** Begin Input material **

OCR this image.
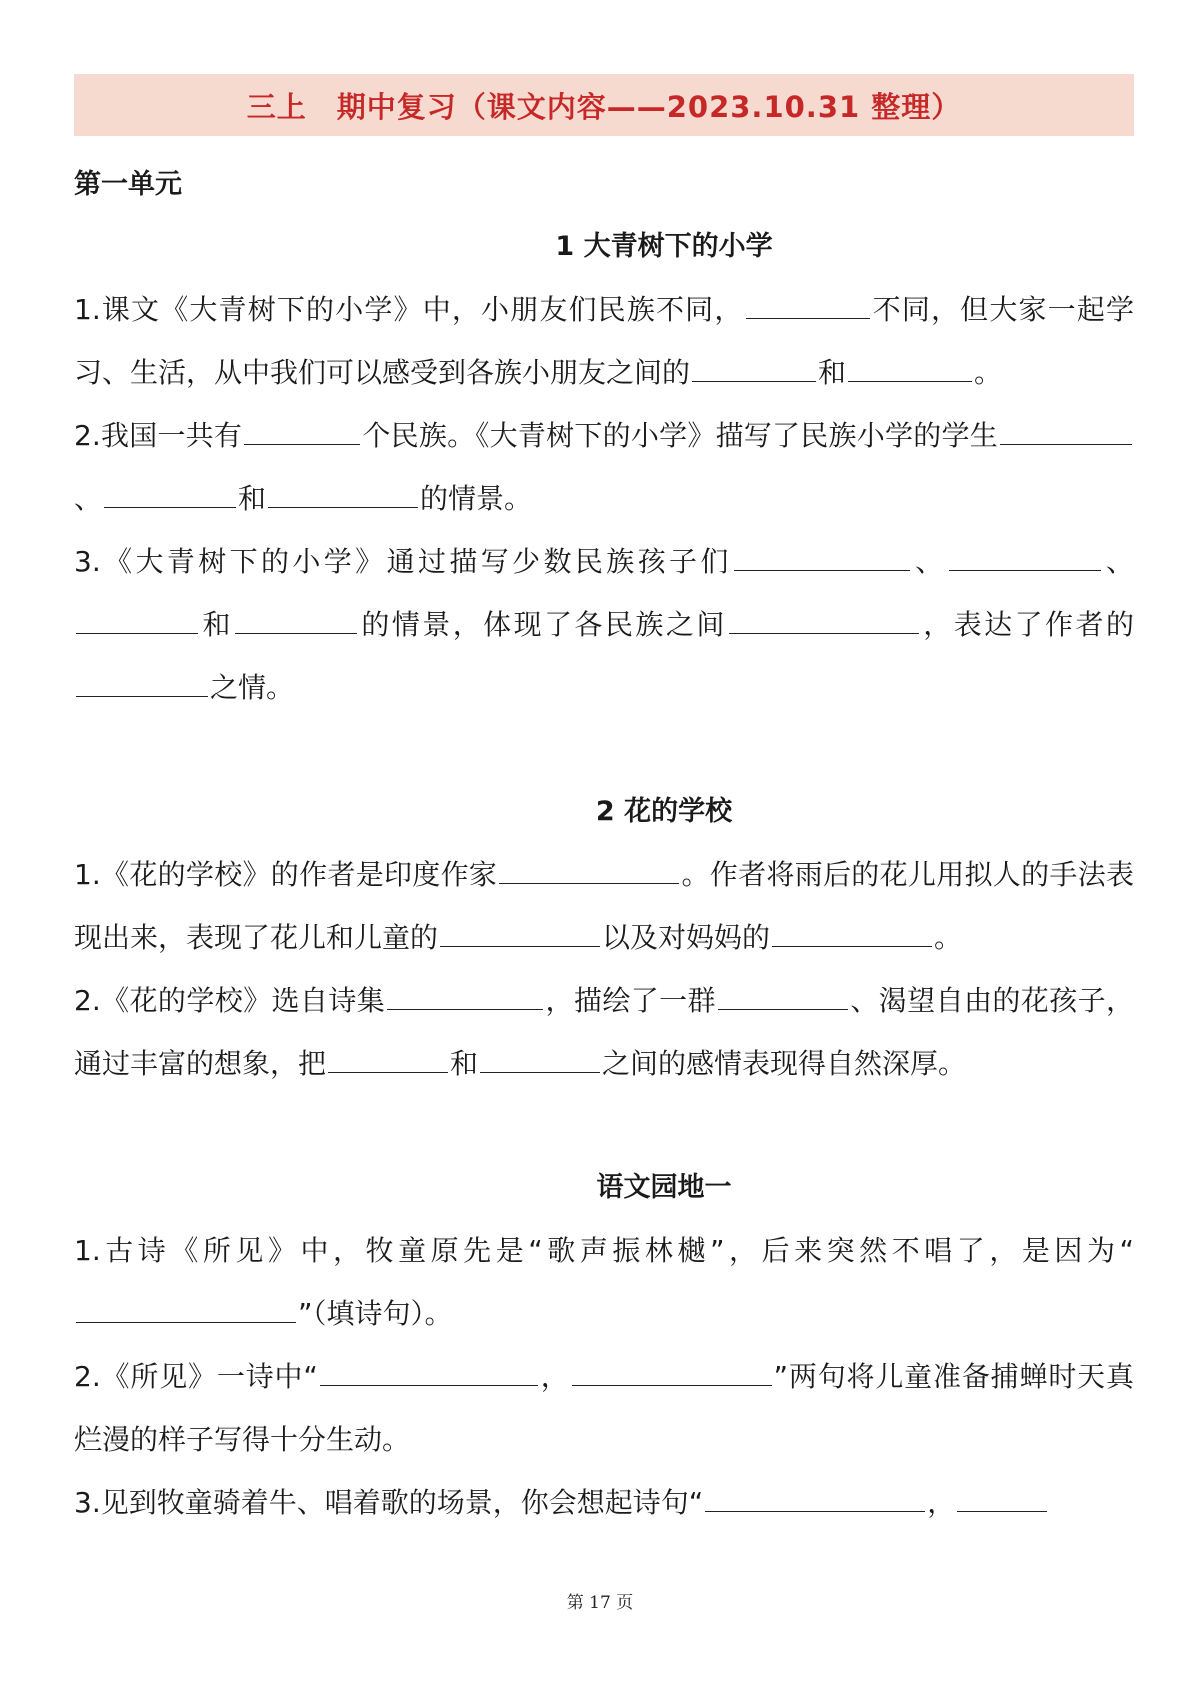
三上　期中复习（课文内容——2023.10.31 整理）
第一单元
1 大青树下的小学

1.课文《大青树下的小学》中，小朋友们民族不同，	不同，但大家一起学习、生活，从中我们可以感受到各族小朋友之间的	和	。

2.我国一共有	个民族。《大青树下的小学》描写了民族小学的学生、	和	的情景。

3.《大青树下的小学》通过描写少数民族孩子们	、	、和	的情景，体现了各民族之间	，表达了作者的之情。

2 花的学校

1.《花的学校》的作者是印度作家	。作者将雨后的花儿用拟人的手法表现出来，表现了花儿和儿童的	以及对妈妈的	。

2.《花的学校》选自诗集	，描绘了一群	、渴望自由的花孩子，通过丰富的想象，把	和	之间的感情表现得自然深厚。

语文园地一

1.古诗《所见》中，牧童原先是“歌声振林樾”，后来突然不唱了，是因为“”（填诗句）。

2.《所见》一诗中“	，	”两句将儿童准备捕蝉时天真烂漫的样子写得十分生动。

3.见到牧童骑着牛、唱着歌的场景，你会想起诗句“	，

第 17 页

** End Input material **

Show every line of the listing in which the string "大青树下的小学" can be found.

1 大青树下的小学
1.课文《大青树下的小学》中，小朋友们民族不同，	不同，但大家一起学习、生活，从中我们可以感受到各族小朋友之间的	和	。
2.我国一共有	个民族。《大青树下的小学》描写了民族小学的学生、	和	的情景。
3.《大青树下的小学》通过描写少数民族孩子们	、	、和	的情景，体现了各民族之间	，表达了作者的之情。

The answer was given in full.